Extracted data entries:
- - -

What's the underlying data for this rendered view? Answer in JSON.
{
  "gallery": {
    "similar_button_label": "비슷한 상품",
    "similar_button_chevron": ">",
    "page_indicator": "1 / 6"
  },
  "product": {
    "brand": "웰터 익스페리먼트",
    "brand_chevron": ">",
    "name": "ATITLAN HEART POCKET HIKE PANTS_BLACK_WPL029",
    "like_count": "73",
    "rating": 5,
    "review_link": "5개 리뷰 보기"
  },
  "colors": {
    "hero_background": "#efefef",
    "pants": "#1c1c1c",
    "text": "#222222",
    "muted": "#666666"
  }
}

- - -

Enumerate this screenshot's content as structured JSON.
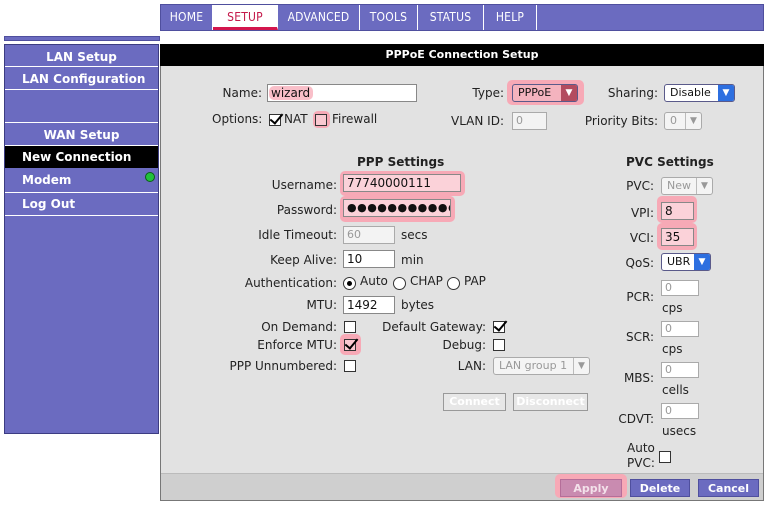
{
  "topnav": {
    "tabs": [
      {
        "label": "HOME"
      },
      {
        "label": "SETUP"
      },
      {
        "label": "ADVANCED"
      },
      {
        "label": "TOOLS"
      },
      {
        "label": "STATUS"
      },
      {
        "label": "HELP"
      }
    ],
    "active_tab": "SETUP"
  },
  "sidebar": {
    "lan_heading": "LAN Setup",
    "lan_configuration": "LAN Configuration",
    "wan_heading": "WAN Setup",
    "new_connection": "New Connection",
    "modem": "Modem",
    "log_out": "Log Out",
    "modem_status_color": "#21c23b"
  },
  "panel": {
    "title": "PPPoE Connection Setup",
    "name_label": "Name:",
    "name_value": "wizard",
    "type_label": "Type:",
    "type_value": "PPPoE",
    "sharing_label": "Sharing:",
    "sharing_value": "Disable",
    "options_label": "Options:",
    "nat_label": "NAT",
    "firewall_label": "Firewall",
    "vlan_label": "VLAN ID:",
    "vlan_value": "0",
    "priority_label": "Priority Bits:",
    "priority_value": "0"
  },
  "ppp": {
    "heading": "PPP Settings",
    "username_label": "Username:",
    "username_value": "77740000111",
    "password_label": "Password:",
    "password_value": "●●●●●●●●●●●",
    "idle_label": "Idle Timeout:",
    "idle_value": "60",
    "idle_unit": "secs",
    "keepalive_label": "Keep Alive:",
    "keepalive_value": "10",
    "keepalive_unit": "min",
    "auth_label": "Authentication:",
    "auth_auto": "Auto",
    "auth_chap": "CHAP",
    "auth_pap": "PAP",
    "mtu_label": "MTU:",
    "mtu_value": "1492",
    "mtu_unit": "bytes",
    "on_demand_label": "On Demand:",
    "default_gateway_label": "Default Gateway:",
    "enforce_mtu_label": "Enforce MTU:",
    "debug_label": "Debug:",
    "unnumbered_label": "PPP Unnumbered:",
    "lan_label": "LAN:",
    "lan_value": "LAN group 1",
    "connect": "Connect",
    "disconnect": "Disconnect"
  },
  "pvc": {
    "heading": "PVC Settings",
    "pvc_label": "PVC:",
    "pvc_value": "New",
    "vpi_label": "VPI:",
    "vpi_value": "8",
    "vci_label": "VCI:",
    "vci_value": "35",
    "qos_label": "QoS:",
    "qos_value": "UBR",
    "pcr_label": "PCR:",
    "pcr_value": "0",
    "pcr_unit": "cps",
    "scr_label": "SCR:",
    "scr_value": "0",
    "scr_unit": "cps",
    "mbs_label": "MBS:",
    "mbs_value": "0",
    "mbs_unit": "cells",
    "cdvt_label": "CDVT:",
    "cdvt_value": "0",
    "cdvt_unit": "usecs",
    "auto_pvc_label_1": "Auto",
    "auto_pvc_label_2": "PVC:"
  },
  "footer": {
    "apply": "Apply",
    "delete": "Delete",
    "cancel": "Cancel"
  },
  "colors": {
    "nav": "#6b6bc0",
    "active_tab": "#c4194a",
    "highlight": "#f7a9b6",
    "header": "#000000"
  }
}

- - -

* _GOAL_: Only the number is required: the count of lines containing the word "PPPoE".

* _SOLUTION TO THE PROBLEM_: 2